## Page text:
And furthermore, would you be willing to make the change if it meant making changes to the water supply?
Adding trace amounts of lithium to the drinking water could limit suicides. Two studies, a recent one in Japan and an older one in Texas, have shown that this naturally occurring substance, used as a psychotropic drug to combat bipolar disorder, could have beneficial effects for society: Communities with higher than average amounts of lithium in their drinking water had significantly lower suicide rates than communities with lower levels. Regions of Texas with lower lithium concentrations had an average suicide rate of 14.2 per 100,000 people, whereas those areas with naturally higher lithium levels had a dramatically lower suicide rate of 8.7 per 100,000.
A gated version of the study is available here. There are other benefits beyond a reduction in suicides. From the Texas study:
[T]he homicide rates during the decade studied were consistently lower (by 30-50%) in the high- than the medium- or low-Li counties. The incidences of robbery, burglary, theft and the total crime rates were also lower in the high-Li counties, but the respective differences involving assault were statistically significant.
Drug use was also lower in the area with the highest natural occurring lithium concentrations.
One question I've never seen answered is: How much would it cost a low-lithium city to artificially boost their concentrations to the highest level? We have experience adding trace elements to the water supply (fluoride), so it can certainly be done.
I decided to do a very rough back-of-the-envelope type calculation to see what the cost per person in lithium is.
I am not a chemist, but my understanding is that a city that wanted to increase the elemental lithium in the water supply would use lithium carbonate (if I'm mistaken here, please let me know). The largest bulk price I could find for lithium carbonate is 50kg for $3842.82 (Source), which works out to $76.86/kg or 7.686 cents per gram. This should only be used as a rough estimate - the price may be lower (because a city would be buying in far larger quantities) or higher (because the city would need a grade with less impurities than the one quoted). But for a rough back-of-the envelope calculation, it works.
A city with no-to-little elemental lithium would need to add 70 micrograms/L of elemental lithium to the water supply. Since we're adding lithium carbonate (not pure lithium), we would need roughly 200 micrograms/L. (For reference, there are a million micrograms in a gram).

## Extracted entries:
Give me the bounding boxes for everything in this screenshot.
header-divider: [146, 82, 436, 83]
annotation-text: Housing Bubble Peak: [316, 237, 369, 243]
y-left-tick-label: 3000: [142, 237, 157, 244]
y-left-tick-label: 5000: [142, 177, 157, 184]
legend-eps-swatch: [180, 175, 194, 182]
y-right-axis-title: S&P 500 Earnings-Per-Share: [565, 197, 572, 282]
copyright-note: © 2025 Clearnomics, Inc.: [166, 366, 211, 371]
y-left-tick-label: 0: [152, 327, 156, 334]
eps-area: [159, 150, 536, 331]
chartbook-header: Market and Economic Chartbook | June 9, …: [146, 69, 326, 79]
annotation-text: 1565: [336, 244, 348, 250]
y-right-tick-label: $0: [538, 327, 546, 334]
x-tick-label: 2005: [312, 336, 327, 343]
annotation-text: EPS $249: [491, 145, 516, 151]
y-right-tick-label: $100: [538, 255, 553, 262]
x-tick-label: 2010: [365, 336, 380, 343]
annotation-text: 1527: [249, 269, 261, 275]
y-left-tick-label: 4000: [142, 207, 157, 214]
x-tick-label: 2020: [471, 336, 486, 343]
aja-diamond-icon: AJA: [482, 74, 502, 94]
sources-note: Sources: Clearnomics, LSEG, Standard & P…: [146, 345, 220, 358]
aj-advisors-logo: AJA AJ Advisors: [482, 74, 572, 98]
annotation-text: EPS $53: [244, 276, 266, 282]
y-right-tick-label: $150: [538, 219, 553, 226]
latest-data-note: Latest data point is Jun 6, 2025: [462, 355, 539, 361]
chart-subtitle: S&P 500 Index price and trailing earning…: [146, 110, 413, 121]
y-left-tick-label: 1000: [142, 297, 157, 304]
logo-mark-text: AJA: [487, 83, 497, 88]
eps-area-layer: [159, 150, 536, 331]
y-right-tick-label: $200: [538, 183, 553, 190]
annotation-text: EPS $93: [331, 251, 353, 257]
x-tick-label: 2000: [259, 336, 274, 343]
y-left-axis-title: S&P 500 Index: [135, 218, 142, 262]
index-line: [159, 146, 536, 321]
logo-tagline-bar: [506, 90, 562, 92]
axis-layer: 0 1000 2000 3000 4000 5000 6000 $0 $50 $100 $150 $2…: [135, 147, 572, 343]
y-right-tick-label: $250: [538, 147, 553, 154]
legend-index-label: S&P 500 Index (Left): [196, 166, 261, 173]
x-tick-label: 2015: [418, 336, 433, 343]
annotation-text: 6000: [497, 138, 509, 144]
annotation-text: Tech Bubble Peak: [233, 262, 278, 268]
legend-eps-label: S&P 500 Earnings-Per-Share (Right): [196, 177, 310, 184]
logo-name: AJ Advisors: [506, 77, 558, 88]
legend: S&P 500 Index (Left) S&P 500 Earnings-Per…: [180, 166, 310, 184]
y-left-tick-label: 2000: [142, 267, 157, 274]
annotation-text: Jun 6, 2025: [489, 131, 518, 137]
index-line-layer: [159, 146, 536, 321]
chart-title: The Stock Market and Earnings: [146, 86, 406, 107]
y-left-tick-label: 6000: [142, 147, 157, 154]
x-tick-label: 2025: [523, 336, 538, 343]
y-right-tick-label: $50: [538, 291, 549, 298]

## Requirement A:
In the piece on lithium in drinking water, what average suicide rate did regions of Texas with lower lithium concentrations have?
## Requirement B:
Pick up the piece on lithium in drinking water after its last sentence and carry it on.

## Exercise response A:
14.2 per 100,000 people

## Exercise response B:
The average Canadian domestic user uses just over 100,000 L of water a year (Source). At 200 micrograms/L, we would need to add roughly 20 grams per person of lithium carbonate for a total cost of $1.53 per person, or $153,000 per 100,000 people.
The city of Toronto has 3.3 murders/100,000 people (Source). A 30% reduction in this rate would lower it by 1 murder per year per 100,000 people. If our rough back-of-the-envelope calculations are correct and the lithium carbonate method works like the Texas study suggests, $153,000 buys us one less murder. That does not take into account the reductions in rapes, suicides, drug use or thefts.
Will it work? I don't know. It seems like it would be worthy a pilot study or two. Although those levels of elemental lithium are believed to be safe, there may be side-effects we are not considering. There are ethical considerations as well, but it is hard to make a case that adding fluoride to the water supply is ethical but lithium is not - and we've been adding fluoride to drinking water for over half a century.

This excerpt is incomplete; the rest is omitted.